» **WRITTEN REQUEST**
Which lines hold the word "content"? Copy each of them from the material.

___

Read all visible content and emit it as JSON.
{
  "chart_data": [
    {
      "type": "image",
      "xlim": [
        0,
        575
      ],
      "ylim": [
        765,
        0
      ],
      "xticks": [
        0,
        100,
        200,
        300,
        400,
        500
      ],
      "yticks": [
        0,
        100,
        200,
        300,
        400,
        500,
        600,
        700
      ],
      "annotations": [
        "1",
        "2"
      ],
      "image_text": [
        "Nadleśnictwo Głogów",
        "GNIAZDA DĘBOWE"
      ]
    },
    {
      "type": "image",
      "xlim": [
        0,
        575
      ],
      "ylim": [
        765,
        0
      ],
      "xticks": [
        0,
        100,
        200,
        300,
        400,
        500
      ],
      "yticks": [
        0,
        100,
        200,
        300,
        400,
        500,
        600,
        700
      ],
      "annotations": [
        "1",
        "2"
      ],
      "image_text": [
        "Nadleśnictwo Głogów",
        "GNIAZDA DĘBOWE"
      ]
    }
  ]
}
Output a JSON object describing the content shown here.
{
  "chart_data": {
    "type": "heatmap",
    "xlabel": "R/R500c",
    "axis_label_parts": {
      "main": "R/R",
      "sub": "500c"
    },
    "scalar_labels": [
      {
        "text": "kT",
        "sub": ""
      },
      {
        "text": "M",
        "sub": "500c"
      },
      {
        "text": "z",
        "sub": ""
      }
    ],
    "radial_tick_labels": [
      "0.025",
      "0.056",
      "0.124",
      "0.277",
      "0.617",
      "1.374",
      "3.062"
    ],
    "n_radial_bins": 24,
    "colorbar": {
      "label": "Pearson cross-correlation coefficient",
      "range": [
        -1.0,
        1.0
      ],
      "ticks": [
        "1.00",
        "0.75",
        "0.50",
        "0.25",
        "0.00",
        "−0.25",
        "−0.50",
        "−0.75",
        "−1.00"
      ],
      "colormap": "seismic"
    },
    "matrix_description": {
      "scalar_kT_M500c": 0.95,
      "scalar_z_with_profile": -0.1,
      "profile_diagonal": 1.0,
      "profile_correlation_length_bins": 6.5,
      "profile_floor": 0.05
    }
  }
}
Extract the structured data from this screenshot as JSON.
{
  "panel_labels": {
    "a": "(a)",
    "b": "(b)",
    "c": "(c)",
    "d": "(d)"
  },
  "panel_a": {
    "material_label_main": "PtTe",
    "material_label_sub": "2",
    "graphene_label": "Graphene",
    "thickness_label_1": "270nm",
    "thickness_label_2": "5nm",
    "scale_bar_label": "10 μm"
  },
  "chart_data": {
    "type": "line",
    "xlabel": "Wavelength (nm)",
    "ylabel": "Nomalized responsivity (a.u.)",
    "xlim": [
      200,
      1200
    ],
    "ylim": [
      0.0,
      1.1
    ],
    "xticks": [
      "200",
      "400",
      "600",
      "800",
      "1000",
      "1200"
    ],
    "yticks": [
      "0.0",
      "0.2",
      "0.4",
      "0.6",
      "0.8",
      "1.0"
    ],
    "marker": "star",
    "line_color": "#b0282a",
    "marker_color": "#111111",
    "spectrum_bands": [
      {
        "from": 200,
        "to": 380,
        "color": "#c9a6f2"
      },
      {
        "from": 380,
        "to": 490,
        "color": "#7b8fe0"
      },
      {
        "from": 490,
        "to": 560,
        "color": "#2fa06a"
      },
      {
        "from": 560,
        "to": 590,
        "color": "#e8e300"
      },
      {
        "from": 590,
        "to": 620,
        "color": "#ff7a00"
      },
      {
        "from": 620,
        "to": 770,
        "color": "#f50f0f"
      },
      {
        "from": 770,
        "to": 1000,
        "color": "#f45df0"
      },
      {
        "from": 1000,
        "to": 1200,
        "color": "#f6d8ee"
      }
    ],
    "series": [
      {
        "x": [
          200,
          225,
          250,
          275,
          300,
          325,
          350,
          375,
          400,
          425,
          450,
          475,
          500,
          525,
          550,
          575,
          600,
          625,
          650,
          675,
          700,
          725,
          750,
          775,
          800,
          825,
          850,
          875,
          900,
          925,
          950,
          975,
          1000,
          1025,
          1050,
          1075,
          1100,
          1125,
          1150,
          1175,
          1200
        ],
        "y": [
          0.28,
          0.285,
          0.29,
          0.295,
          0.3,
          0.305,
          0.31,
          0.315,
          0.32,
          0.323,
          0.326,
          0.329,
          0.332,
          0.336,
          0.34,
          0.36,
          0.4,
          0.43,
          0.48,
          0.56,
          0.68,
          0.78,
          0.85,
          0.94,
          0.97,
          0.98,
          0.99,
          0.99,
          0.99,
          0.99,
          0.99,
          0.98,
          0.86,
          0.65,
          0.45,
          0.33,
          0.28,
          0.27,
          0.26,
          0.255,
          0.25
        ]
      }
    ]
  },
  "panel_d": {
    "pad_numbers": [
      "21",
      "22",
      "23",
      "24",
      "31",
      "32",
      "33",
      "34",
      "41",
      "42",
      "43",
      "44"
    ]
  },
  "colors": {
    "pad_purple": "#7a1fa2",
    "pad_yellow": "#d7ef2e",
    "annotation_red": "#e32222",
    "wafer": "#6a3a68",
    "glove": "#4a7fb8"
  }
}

___

» **FINISHED TASK**
Read all visible content and emit it as JSON.
Output a JSON object describing the content shown here.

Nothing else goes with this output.